=== DATASET EXCERPTS ===

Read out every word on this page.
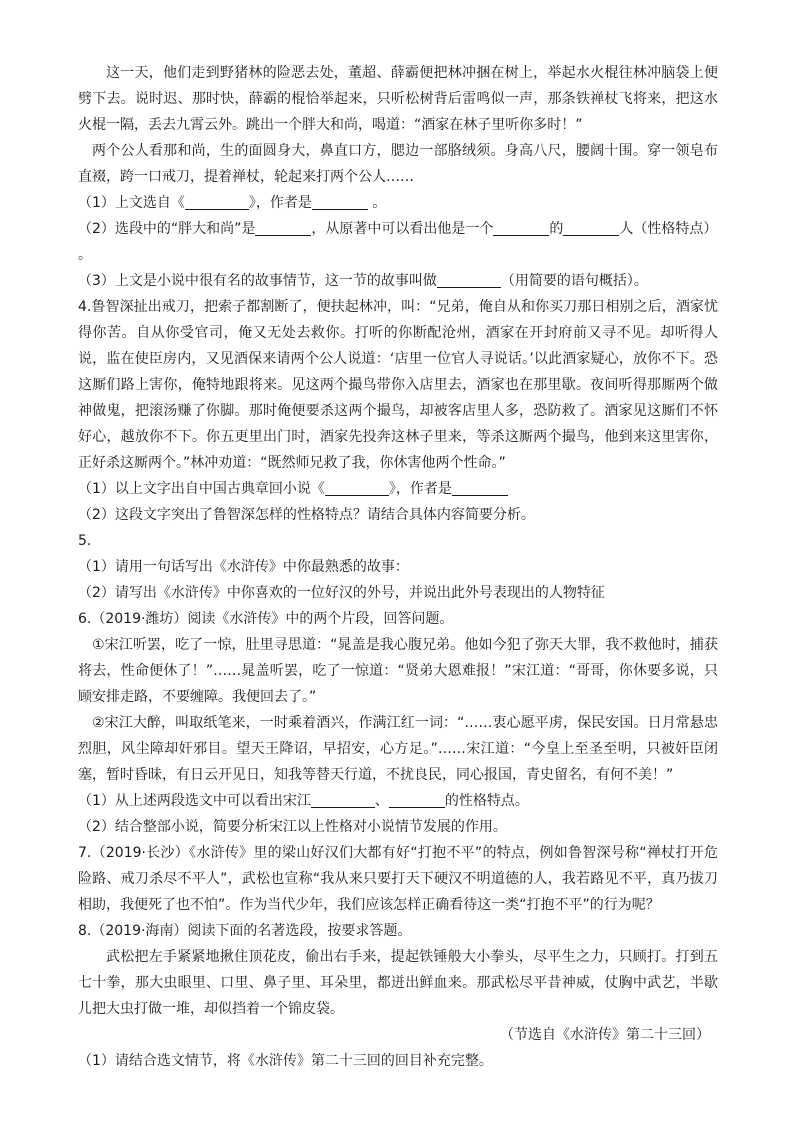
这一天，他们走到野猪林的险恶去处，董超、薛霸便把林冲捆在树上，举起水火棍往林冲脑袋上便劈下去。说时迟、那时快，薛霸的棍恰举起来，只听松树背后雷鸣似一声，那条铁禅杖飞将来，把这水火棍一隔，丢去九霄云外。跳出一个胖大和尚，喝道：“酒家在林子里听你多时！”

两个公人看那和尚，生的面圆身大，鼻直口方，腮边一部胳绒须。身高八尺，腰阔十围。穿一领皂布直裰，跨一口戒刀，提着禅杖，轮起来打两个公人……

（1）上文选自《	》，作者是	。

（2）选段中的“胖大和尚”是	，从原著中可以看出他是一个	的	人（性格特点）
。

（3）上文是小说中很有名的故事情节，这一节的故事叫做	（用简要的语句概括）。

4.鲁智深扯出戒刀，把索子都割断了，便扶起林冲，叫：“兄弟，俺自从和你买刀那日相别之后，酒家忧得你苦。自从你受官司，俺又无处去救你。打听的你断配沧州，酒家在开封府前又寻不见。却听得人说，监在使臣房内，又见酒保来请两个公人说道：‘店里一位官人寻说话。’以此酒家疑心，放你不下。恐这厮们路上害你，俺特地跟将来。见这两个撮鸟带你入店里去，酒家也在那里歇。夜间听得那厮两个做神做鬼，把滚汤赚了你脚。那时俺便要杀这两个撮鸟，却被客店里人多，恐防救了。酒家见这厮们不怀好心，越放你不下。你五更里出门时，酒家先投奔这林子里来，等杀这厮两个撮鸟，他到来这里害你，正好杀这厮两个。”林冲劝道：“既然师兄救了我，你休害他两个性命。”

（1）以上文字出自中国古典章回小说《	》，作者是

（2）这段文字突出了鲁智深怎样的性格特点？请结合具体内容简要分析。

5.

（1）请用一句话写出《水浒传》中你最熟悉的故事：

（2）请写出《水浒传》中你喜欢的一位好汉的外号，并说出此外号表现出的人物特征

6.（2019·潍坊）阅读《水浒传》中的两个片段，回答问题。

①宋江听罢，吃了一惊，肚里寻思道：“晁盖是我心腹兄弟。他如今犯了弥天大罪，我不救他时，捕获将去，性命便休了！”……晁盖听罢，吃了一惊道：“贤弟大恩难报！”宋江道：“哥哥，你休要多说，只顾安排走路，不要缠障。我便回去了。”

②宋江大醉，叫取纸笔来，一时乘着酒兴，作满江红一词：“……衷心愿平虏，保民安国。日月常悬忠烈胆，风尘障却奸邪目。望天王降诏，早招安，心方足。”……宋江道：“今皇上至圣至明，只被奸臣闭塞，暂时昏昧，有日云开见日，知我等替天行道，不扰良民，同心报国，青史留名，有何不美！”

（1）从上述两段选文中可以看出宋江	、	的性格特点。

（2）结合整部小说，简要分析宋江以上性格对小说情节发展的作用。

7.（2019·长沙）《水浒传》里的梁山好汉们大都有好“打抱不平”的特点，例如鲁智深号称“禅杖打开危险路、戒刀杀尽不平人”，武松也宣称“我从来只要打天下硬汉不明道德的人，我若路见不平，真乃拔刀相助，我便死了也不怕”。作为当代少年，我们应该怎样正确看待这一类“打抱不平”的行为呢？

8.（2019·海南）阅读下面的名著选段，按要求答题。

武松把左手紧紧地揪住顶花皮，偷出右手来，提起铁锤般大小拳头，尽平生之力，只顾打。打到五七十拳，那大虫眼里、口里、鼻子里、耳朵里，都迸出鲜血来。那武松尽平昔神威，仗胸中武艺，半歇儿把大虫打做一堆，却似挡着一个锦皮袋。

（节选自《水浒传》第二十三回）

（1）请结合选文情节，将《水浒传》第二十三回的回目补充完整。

===
=== DATASET EXCERPTS ===

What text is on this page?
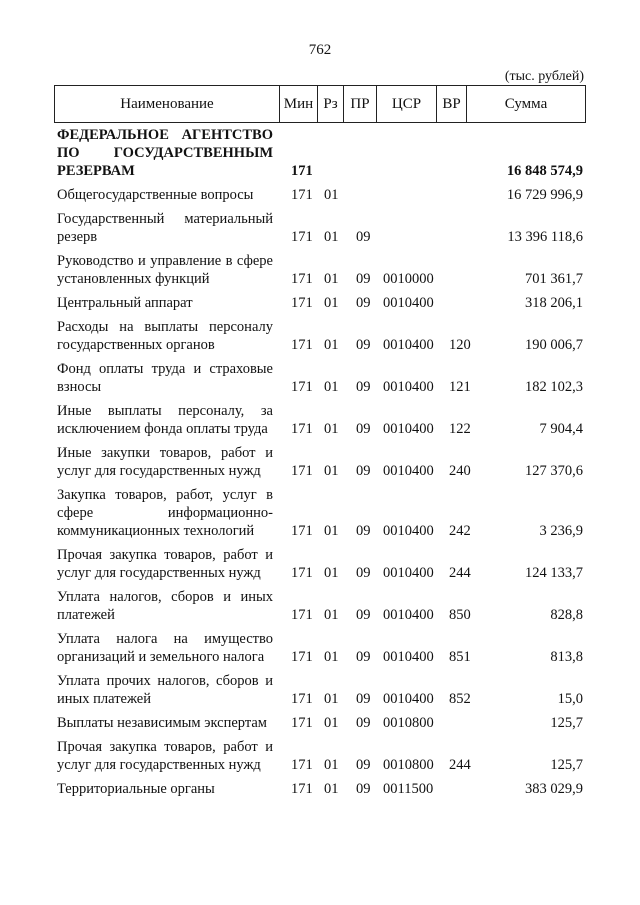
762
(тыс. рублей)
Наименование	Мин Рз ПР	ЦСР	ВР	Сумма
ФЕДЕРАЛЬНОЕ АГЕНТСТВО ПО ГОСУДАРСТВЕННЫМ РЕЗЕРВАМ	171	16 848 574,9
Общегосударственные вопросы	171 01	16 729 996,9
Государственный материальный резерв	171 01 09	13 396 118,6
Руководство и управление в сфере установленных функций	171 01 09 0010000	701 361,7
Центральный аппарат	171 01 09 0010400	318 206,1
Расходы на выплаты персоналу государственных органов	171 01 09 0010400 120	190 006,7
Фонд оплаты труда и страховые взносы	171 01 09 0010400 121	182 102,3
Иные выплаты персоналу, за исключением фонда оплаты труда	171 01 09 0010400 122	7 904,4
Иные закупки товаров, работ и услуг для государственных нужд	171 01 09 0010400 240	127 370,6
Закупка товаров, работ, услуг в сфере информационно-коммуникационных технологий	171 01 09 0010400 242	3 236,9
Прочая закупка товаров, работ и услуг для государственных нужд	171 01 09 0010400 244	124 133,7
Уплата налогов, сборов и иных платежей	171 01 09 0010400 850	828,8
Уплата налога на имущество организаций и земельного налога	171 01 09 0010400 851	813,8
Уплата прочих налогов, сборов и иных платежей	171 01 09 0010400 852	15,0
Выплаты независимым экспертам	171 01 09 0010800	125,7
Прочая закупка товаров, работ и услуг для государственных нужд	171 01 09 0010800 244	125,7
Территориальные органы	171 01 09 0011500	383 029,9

===

__YOUR TASK__.
Search the preceding listing for "налогов" and extract every line where it is found.

__IN RESPONSE__.
Уплата налогов, сборов и иных платежей	171 01 09 0010400 850	828,8
Уплата прочих налогов, сборов и иных платежей	171 01 09 0010400 852	15,0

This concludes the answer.